Problem description:
In full and without alteration, give the listing again.

Provided data:
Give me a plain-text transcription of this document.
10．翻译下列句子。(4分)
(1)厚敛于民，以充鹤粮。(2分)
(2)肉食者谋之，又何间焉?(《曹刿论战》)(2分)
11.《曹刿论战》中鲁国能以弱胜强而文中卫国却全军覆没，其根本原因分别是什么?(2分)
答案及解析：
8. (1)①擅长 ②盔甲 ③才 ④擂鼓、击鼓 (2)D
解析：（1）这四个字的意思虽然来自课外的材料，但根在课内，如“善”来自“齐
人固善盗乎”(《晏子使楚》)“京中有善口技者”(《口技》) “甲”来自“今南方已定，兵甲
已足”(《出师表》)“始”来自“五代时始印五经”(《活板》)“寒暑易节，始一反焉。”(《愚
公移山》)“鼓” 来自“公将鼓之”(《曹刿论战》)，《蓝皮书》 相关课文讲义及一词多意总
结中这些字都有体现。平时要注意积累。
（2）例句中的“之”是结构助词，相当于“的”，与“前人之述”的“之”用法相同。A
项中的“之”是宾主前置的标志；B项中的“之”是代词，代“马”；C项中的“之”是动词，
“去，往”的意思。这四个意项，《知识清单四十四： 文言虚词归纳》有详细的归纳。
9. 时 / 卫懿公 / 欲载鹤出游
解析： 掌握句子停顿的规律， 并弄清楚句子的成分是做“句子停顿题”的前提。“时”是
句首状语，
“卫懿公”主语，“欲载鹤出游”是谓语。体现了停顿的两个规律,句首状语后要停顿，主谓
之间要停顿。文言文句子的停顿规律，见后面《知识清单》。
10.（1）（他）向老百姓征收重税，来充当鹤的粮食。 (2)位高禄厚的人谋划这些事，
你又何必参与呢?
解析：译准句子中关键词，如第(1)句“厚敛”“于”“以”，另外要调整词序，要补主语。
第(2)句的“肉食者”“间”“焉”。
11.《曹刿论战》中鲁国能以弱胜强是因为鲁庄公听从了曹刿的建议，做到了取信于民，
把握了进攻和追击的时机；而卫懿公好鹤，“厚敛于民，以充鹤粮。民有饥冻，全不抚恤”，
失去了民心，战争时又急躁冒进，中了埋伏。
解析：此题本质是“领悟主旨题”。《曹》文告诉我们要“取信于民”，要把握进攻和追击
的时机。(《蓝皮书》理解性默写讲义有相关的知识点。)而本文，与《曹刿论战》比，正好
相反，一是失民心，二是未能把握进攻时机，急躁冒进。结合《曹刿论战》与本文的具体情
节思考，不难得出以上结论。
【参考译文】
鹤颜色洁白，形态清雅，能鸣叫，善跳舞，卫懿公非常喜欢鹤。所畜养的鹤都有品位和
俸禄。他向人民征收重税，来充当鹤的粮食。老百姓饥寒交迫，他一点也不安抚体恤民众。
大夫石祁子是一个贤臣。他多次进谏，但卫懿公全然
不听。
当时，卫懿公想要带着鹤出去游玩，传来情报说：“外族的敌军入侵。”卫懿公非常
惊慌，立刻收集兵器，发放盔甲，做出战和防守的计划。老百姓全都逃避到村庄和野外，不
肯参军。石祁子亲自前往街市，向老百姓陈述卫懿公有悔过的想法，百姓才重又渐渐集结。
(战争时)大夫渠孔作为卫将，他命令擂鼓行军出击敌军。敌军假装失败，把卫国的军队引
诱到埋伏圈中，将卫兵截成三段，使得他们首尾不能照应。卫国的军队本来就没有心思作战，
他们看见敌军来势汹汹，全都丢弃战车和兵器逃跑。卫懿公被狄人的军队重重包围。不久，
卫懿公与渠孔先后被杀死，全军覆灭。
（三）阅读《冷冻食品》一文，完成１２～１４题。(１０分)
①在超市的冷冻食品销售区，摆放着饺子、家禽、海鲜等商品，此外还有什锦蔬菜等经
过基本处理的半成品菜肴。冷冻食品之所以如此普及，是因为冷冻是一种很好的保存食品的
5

Completed exercise:
Give me a plain-text transcription of this document.
10．翻译下列句子。(4分)
(1)厚敛于民，以充鹤粮。(2分)
(2)肉食者谋之，又何间焉?(《曹刿论战》)(2分)
11.《曹刿论战》中鲁国能以弱胜强而文中卫国却全军覆没，其根本原因分别是什么?(2分)
答案及解析：
8. (1)①擅长 ②盔甲 ③才 ④擂鼓、击鼓 (2)D
解析：（1）这四个字的意思虽然来自课外的材料，但根在课内，如“善”来自“齐
人固善盗乎”(《晏子使楚》)“京中有善口技者”(《口技》) “甲”来自“今南方已定，兵甲
已足”(《出师表》)“始”来自“五代时始印五经”(《活板》)“寒暑易节，始一反焉。”(《愚
公移山》)“鼓” 来自“公将鼓之”(《曹刿论战》)，《蓝皮书》 相关课文讲义及一词多意总
结中这些字都有体现。平时要注意积累。
（2）例句中的“之”是结构助词，相当于“的”，与“前人之述”的“之”用法相同。A
项中的“之”是宾主前置的标志；B项中的“之”是代词，代“马”；C项中的“之”是动词，
“去，往”的意思。这四个意项，《知识清单四十四： 文言虚词归纳》有详细的归纳。
9. 时 / 卫懿公 / 欲载鹤出游
解析： 掌握句子停顿的规律， 并弄清楚句子的成分是做“句子停顿题”的前提。“时”是
句首状语，
“卫懿公”主语，“欲载鹤出游”是谓语。体现了停顿的两个规律,句首状语后要停顿，主谓
之间要停顿。文言文句子的停顿规律，见后面《知识清单》。
10.（1）（他）向老百姓征收重税，来充当鹤的粮食。 (2)位高禄厚的人谋划这些事，
你又何必参与呢?
解析：译准句子中关键词，如第(1)句“厚敛”“于”“以”，另外要调整词序，要补主语。
第(2)句的“肉食者”“间”“焉”。
11.《曹刿论战》中鲁国能以弱胜强是因为鲁庄公听从了曹刿的建议，做到了取信于民，
把握了进攻和追击的时机；而卫懿公好鹤，“厚敛于民，以充鹤粮。民有饥冻，全不抚恤”，
失去了民心，战争时又急躁冒进，中了埋伏。
解析：此题本质是“领悟主旨题”。《曹》文告诉我们要“取信于民”，要把握进攻和追击
的时机。(《蓝皮书》理解性默写讲义有相关的知识点。)而本文，与《曹刿论战》比，正好
相反，一是失民心，二是未能把握进攻时机，急躁冒进。结合《曹刿论战》与本文的具体情
节思考，不难得出以上结论。
【参考译文】
鹤颜色洁白，形态清雅，能鸣叫，善跳舞，卫懿公非常喜欢鹤。所畜养的鹤都有品位和
俸禄。他向人民征收重税，来充当鹤的粮食。老百姓饥寒交迫，他一点也不安抚体恤民众。
大夫石祁子是一个贤臣。他多次进谏，但卫懿公全然
不听。
当时，卫懿公想要带着鹤出去游玩，传来情报说：“外族的敌军入侵。”卫懿公非常
惊慌，立刻收集兵器，发放盔甲，做出战和防守的计划。老百姓全都逃避到村庄和野外，不
肯参军。石祁子亲自前往街市，向老百姓陈述卫懿公有悔过的想法，百姓才重又渐渐集结。
(战争时)大夫渠孔作为卫将，他命令擂鼓行军出击敌军。敌军假装失败，把卫国的军队引
诱到埋伏圈中，将卫兵截成三段，使得他们首尾不能照应。卫国的军队本来就没有心思作战，
他们看见敌军来势汹汹，全都丢弃战车和兵器逃跑。卫懿公被狄人的军队重重包围。不久，
卫懿公与渠孔先后被杀死，全军覆灭。
（三）阅读《冷冻食品》一文，完成１２～１４题。(１０分)
①在超市的冷冻食品销售区，摆放着饺子、家禽、海鲜等商品，此外还有什锦蔬菜等经
过基本处理的半成品菜肴。冷冻食品之所以如此普及，是因为冷冻是一种很好的保存食品的
5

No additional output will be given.